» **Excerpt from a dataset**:
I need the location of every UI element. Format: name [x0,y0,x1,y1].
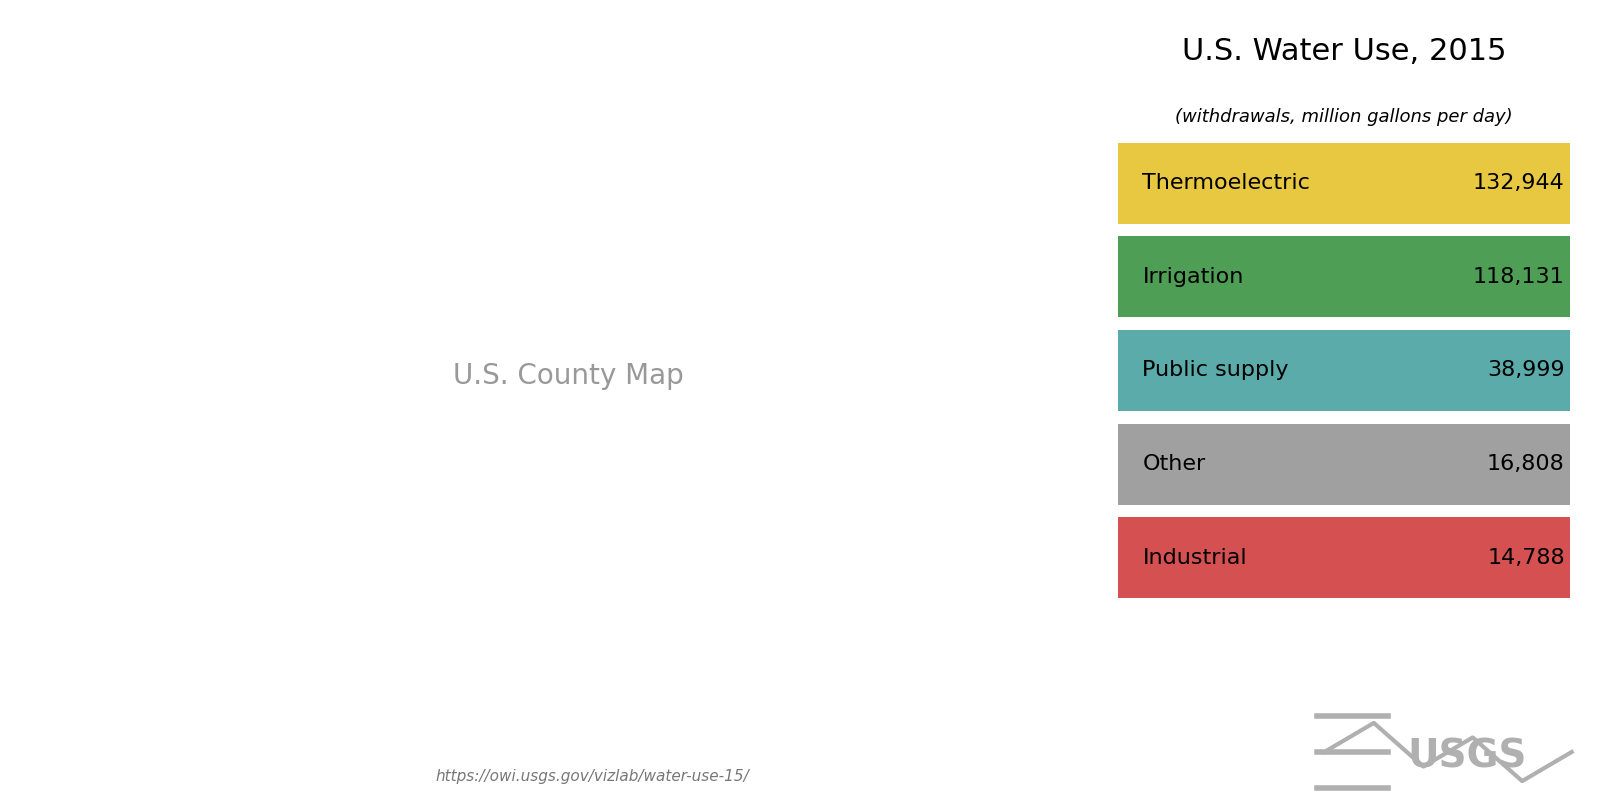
Text: Public supply: Public supply [1142,361,1290,381]
Text: Industrial: Industrial [1142,548,1246,568]
Text: U.S. County Map: U.S. County Map [453,362,683,390]
Text: Other: Other [1142,454,1206,474]
Text: 132,944: 132,944 [1474,174,1565,194]
FancyBboxPatch shape [1118,330,1570,411]
Text: 14,788: 14,788 [1486,548,1565,568]
FancyBboxPatch shape [1118,424,1570,505]
Text: U.S. Water Use, 2015: U.S. Water Use, 2015 [1182,37,1506,66]
Text: USGS: USGS [1408,737,1526,775]
FancyBboxPatch shape [1118,236,1570,318]
Text: Thermoelectric: Thermoelectric [1142,174,1310,194]
Text: 38,999: 38,999 [1486,361,1565,381]
Text: 16,808: 16,808 [1486,454,1565,474]
FancyBboxPatch shape [1118,518,1570,598]
Text: Irrigation: Irrigation [1142,267,1243,287]
Text: https://owi.usgs.gov/vizlab/water-use-15/: https://owi.usgs.gov/vizlab/water-use-15… [435,769,749,784]
Text: 118,131: 118,131 [1474,267,1565,287]
Text: (withdrawals, million gallons per day): (withdrawals, million gallons per day) [1174,107,1514,126]
FancyBboxPatch shape [1118,142,1570,224]
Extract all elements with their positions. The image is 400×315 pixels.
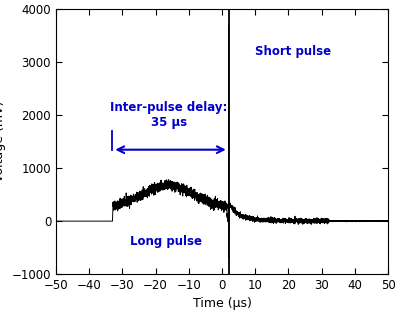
Y-axis label: Voltage (mV): Voltage (mV) xyxy=(0,101,6,182)
Text: Inter-pulse delay:
35 μs: Inter-pulse delay: 35 μs xyxy=(110,101,228,129)
X-axis label: Time (μs): Time (μs) xyxy=(192,297,252,311)
Text: Long pulse: Long pulse xyxy=(130,235,202,248)
Text: Short pulse: Short pulse xyxy=(255,45,331,58)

» **THE TASK**:
Rewrite all of the records above, replacing every instance of "Industrial" with "Mining" and keeping everything else unchanged. Leave the pictures out of your answer.

» **THE REPLY**:
I need the location of every UI element. Format: name [x0,y0,x1,y1].
Text: Public supply: Public supply [1142,361,1290,381]
Text: Mining: Mining [1142,548,1246,568]
Text: U.S. County Map: U.S. County Map [453,362,683,390]
Text: Other: Other [1142,454,1206,474]
Text: 132,944: 132,944 [1474,174,1565,194]
FancyBboxPatch shape [1118,330,1570,411]
Text: 14,788: 14,788 [1486,548,1565,568]
FancyBboxPatch shape [1118,424,1570,505]
Text: U.S. Water Use, 2015: U.S. Water Use, 2015 [1182,37,1506,66]
Text: USGS: USGS [1408,737,1526,775]
FancyBboxPatch shape [1118,236,1570,318]
Text: Thermoelectric: Thermoelectric [1142,174,1310,194]
Text: 38,999: 38,999 [1486,361,1565,381]
Text: 16,808: 16,808 [1486,454,1565,474]
FancyBboxPatch shape [1118,518,1570,598]
Text: Irrigation: Irrigation [1142,267,1243,287]
Text: https://owi.usgs.gov/vizlab/water-use-15/: https://owi.usgs.gov/vizlab/water-use-15… [435,769,749,784]
Text: 118,131: 118,131 [1474,267,1565,287]
Text: (withdrawals, million gallons per day): (withdrawals, million gallons per day) [1174,107,1514,126]
FancyBboxPatch shape [1118,142,1570,224]
Extract all elements with their positions. The image is 400×315 pixels.
Y-axis label: Voltage (mV): Voltage (mV) xyxy=(0,101,6,182)
Text: Inter-pulse delay:
35 μs: Inter-pulse delay: 35 μs xyxy=(110,101,228,129)
X-axis label: Time (μs): Time (μs) xyxy=(192,297,252,311)
Text: Long pulse: Long pulse xyxy=(130,235,202,248)
Text: Short pulse: Short pulse xyxy=(255,45,331,58)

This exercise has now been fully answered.